Stored data
━━━━
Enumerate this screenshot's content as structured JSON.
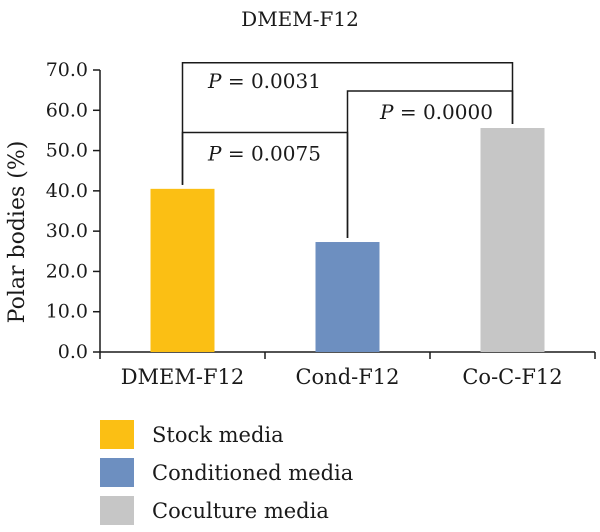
{
  "chart_data": {
    "type": "bar",
    "title": "DMEM-F12",
    "ylabel": "Polar bodies (%)",
    "xlabel": "",
    "ylim": [
      0,
      70
    ],
    "yticks": [
      "0.0",
      "10.0",
      "20.0",
      "30.0",
      "40.0",
      "50.0",
      "60.0",
      "70.0"
    ],
    "categories": [
      "DMEM-F12",
      "Cond-F12",
      "Co-C-F12"
    ],
    "values": [
      40.5,
      27.3,
      55.6
    ],
    "colors": [
      "#fbbf14",
      "#6d8fc0",
      "#c6c6c6"
    ],
    "legend": [
      {
        "label": "Stock media",
        "color": "#fbbf14"
      },
      {
        "label": "Conditioned media",
        "color": "#6d8fc0"
      },
      {
        "label": "Coculture media",
        "color": "#c6c6c6"
      }
    ],
    "annotations": [
      {
        "from": 0,
        "to": 2,
        "p_symbol": "P",
        "p_text": " = 0.0031"
      },
      {
        "from": 0,
        "to": 1,
        "p_symbol": "P",
        "p_text": " = 0.0075"
      },
      {
        "from": 1,
        "to": 2,
        "p_symbol": "P",
        "p_text": " = 0.0000"
      }
    ],
    "grid": false
  }
}
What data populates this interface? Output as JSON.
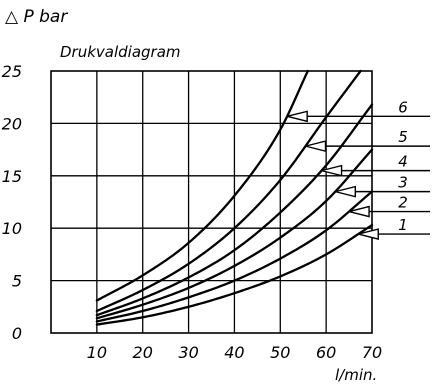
{
  "chart_data": {
    "type": "line",
    "title": "Drukvaldiagram",
    "ylabel": "P bar",
    "ylabel_symbol": "△",
    "xlabel": "l/min.",
    "xlim": [
      0,
      70
    ],
    "ylim": [
      0,
      25
    ],
    "x_ticks": [
      "10",
      "20",
      "30",
      "40",
      "50",
      "60",
      "70"
    ],
    "y_ticks": [
      "0",
      "5",
      "10",
      "15",
      "20",
      "25"
    ],
    "grid": true,
    "series": [
      {
        "name": "1",
        "x": [
          10,
          20,
          30,
          40,
          50,
          60,
          70
        ],
        "y": [
          0.8,
          1.5,
          2.5,
          3.8,
          5.4,
          7.5,
          10.3
        ]
      },
      {
        "name": "2",
        "x": [
          10,
          20,
          30,
          40,
          50,
          60,
          70
        ],
        "y": [
          1.1,
          2.1,
          3.4,
          5.0,
          7.1,
          9.8,
          13.5
        ]
      },
      {
        "name": "3",
        "x": [
          10,
          20,
          30,
          40,
          50,
          60,
          70
        ],
        "y": [
          1.4,
          2.7,
          4.3,
          6.4,
          9.1,
          12.6,
          17.5
        ]
      },
      {
        "name": "4",
        "x": [
          10,
          20,
          30,
          40,
          50,
          60,
          70
        ],
        "y": [
          1.7,
          3.3,
          5.3,
          7.9,
          11.5,
          16.0,
          21.8
        ]
      },
      {
        "name": "5",
        "x": [
          10,
          20,
          30,
          40,
          50,
          60,
          67.5
        ],
        "y": [
          2.1,
          4.1,
          6.6,
          10.0,
          14.6,
          20.6,
          25.0
        ]
      },
      {
        "name": "6",
        "x": [
          10,
          20,
          30,
          40,
          50,
          56
        ],
        "y": [
          3.1,
          5.5,
          8.6,
          13.1,
          19.4,
          25.0
        ]
      }
    ],
    "annotations": [
      {
        "label": "6",
        "series": "6",
        "arrow_x": 51.5
      },
      {
        "label": "5",
        "series": "5",
        "arrow_x": 55.5
      },
      {
        "label": "4",
        "series": "4",
        "arrow_x": 59.0
      },
      {
        "label": "3",
        "series": "3",
        "arrow_x": 62.0
      },
      {
        "label": "2",
        "series": "2",
        "arrow_x": 65.0
      },
      {
        "label": "1",
        "series": "1",
        "arrow_x": 67.0
      }
    ]
  }
}
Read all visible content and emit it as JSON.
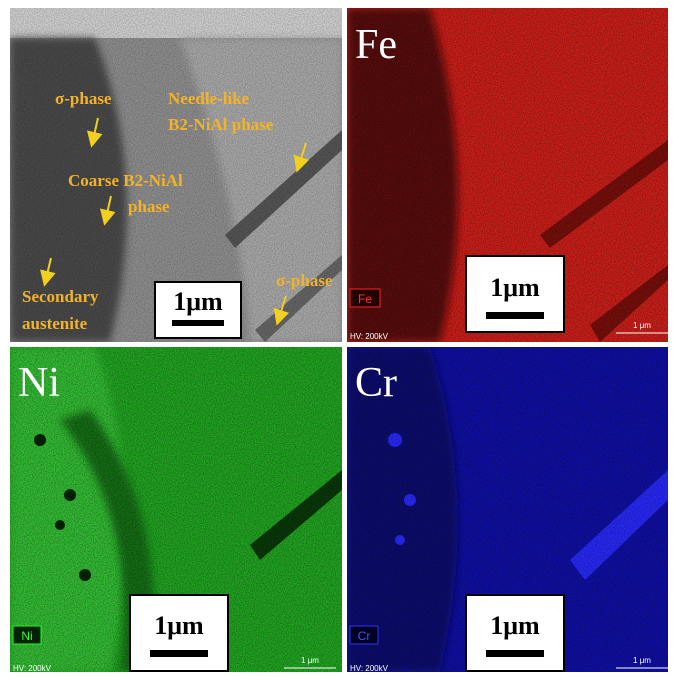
{
  "panels": [
    {
      "annotations": [
        "σ-phase",
        "Needle-like",
        "B2-NiAl phase",
        "Coarse B2-NiAl",
        "phase",
        "Secondary",
        "austenite",
        "σ-phase"
      ],
      "scale_bar": "1μm"
    },
    {
      "element": "Fe",
      "tag": "Fe",
      "scale_bar": "1μm",
      "hv": "HV: 200kV",
      "micro_scale": "1 μm"
    },
    {
      "element": "Ni",
      "tag": "Ni",
      "scale_bar": "1μm",
      "hv": "HV: 200kV",
      "micro_scale": "1 μm"
    },
    {
      "element": "Cr",
      "tag": "Cr",
      "scale_bar": "1μm",
      "hv": "HV: 200kV",
      "micro_scale": "1 μm"
    }
  ]
}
━━━━
### TASK GOAL:
Every line that holds the word "JSON" should be extracted.

### REPLY:
Enumerate this screenshot's content as structured JSON.
What data populates this interface? Output as JSON.
Read all visible content and emit it as JSON.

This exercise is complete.